** Start Records provided **
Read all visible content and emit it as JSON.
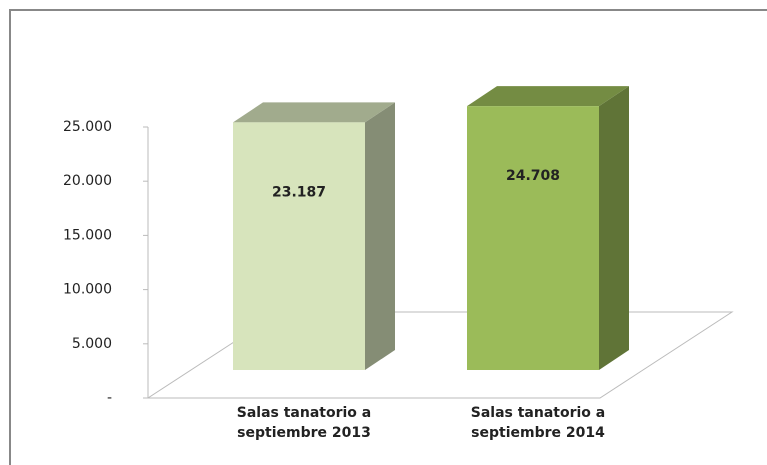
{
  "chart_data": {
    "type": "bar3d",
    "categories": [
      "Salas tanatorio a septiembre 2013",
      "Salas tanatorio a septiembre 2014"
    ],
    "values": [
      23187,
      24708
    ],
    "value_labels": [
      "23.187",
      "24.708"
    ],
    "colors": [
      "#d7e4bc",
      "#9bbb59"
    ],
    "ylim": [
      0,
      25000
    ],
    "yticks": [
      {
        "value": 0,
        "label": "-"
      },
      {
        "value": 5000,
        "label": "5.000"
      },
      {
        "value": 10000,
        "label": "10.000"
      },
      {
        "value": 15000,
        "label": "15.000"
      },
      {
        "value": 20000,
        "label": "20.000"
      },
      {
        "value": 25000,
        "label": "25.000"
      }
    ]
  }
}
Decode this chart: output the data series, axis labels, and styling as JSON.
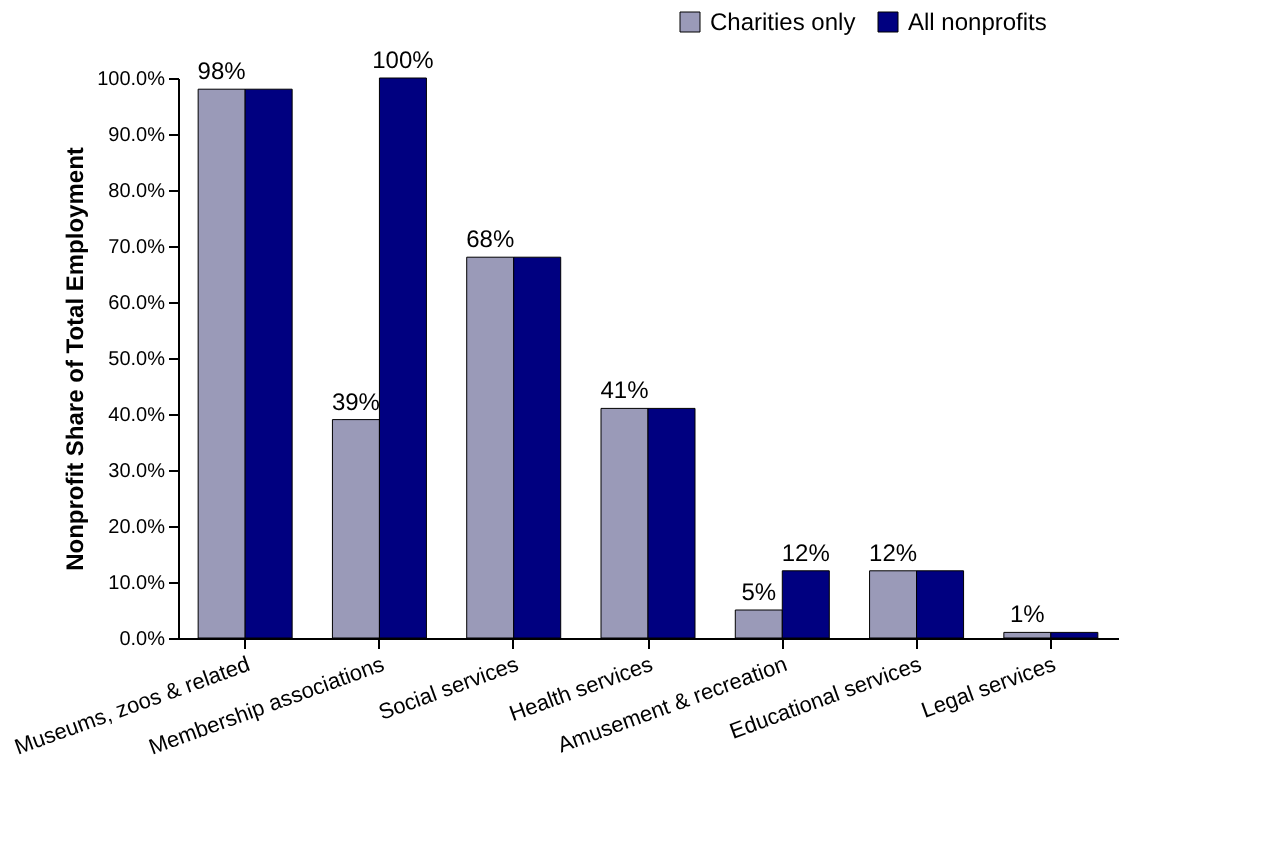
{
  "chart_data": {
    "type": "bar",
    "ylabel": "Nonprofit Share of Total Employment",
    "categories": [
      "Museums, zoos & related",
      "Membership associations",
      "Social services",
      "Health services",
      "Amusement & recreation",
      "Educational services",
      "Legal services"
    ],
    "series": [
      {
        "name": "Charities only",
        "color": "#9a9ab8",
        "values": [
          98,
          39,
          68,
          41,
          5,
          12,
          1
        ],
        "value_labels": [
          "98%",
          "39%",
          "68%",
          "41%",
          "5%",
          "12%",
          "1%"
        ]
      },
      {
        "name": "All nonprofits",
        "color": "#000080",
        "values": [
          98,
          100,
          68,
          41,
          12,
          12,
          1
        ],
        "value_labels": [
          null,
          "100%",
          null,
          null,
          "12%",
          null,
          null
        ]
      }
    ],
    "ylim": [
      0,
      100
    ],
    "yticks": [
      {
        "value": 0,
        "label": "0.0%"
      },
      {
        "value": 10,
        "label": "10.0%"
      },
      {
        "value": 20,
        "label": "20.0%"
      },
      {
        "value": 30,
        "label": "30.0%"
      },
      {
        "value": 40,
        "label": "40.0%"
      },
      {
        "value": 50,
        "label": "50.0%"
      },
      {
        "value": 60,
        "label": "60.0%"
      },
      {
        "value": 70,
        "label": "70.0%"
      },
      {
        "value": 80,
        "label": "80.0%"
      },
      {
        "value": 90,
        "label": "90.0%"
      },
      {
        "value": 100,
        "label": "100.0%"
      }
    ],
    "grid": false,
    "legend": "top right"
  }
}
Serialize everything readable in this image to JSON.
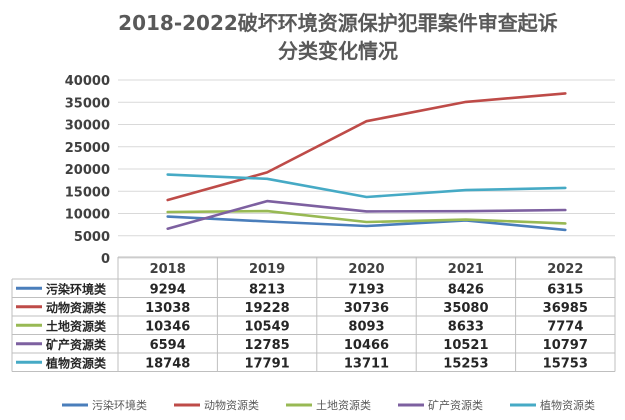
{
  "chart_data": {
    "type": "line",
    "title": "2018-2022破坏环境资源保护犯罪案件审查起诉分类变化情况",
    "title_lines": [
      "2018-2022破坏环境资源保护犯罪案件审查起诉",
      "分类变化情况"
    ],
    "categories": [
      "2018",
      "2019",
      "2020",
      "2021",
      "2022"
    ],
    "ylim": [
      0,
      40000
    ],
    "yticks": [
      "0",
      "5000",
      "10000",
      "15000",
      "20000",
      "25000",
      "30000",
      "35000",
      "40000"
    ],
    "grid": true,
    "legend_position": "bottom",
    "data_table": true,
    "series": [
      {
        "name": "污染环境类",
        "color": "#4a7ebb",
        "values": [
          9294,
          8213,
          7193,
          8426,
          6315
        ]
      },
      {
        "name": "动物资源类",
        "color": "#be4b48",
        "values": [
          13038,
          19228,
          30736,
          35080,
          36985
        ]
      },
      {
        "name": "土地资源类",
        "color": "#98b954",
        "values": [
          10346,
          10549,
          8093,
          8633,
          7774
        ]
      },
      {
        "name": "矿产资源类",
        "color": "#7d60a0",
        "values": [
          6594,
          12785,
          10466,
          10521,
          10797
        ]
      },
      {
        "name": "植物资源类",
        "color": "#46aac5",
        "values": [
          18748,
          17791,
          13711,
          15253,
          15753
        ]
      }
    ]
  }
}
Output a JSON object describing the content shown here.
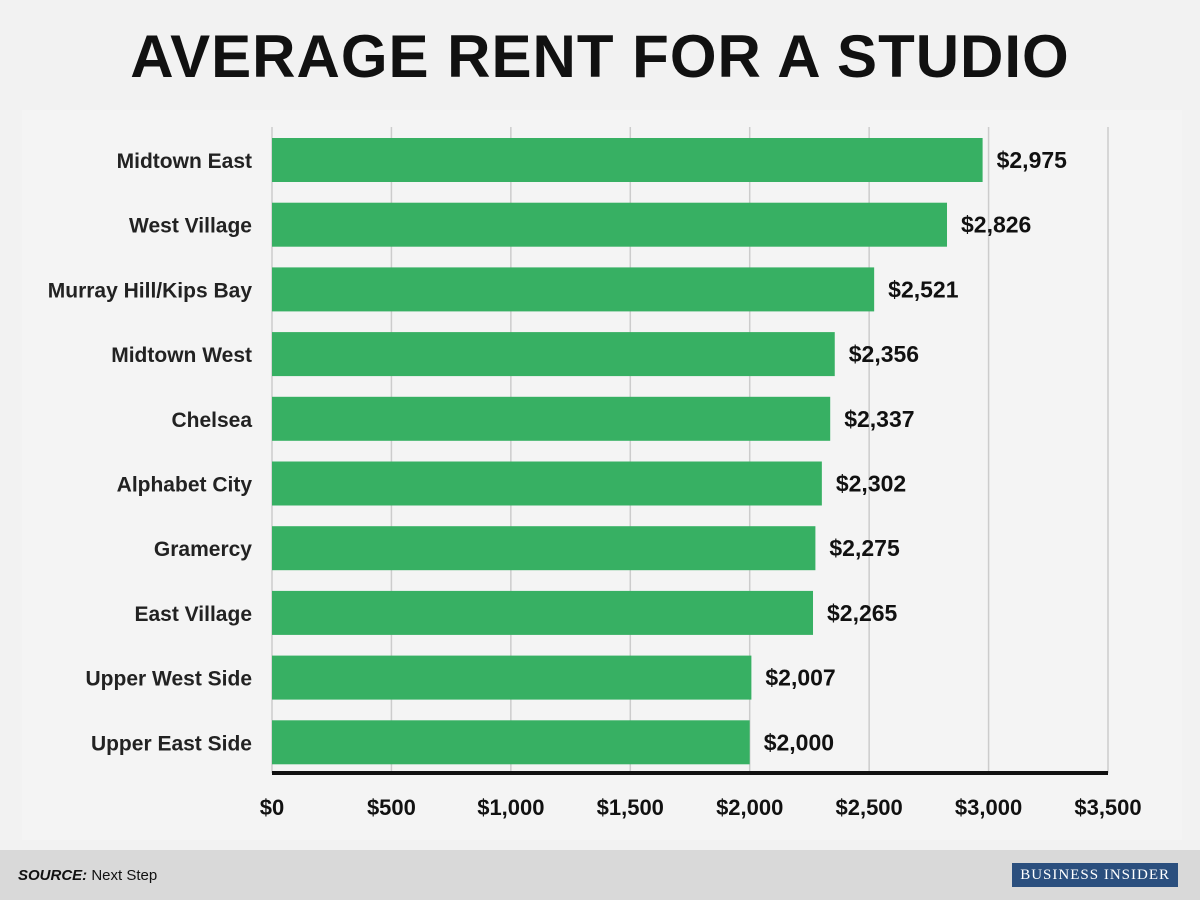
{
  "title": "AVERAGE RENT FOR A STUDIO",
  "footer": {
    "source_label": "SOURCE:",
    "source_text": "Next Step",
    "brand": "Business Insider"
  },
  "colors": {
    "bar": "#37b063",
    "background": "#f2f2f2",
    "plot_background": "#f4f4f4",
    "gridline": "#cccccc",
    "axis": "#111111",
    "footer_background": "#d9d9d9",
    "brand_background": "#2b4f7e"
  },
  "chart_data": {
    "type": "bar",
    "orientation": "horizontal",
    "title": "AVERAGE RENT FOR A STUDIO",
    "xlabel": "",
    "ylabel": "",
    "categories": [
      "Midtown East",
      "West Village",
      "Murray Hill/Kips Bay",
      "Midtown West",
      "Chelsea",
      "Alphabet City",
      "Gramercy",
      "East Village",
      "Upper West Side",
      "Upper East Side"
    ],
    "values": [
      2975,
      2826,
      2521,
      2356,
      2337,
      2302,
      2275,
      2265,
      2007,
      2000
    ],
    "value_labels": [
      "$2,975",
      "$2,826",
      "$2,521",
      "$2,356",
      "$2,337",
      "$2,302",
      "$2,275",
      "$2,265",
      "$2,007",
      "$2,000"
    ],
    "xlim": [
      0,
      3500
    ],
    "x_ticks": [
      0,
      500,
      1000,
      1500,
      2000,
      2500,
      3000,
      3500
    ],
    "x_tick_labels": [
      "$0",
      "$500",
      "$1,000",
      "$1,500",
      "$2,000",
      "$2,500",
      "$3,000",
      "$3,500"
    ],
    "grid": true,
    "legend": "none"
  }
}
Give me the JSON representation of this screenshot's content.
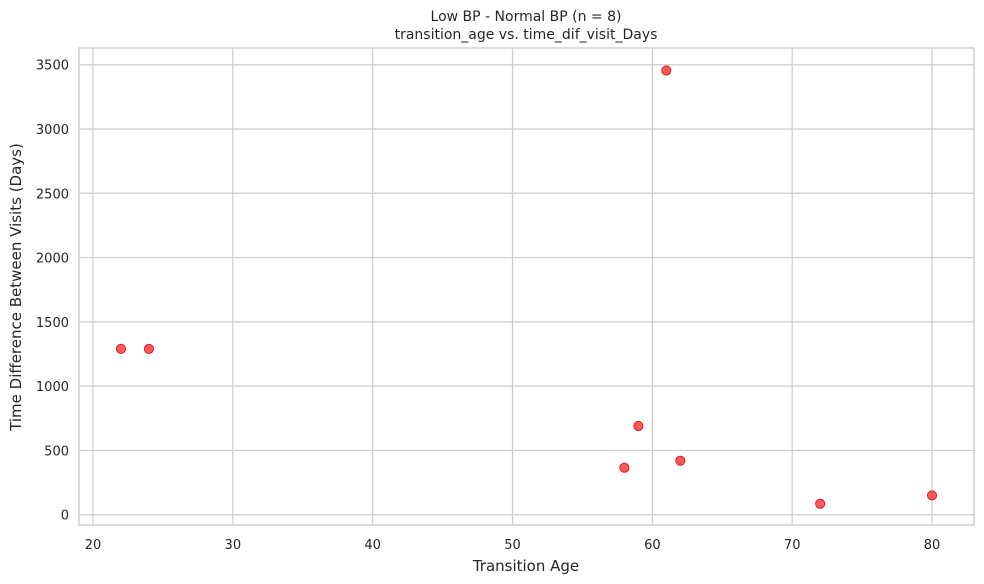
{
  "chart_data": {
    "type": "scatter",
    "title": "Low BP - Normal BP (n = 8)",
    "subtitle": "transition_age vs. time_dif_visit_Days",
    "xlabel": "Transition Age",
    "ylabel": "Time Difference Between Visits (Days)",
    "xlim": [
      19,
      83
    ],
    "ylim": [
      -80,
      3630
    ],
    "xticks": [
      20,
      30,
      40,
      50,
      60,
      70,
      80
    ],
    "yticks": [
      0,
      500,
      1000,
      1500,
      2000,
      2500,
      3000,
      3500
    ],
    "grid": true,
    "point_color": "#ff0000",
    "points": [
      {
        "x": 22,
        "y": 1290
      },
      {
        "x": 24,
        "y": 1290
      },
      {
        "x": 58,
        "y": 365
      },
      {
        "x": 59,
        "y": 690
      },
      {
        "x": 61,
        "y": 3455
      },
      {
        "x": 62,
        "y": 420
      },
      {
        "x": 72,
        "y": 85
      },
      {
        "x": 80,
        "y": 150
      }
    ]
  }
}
** End Records provided **
_Given exercise_.
The answer is a single number: how many lines include the word "STUDIO"?

_Right answer_.
2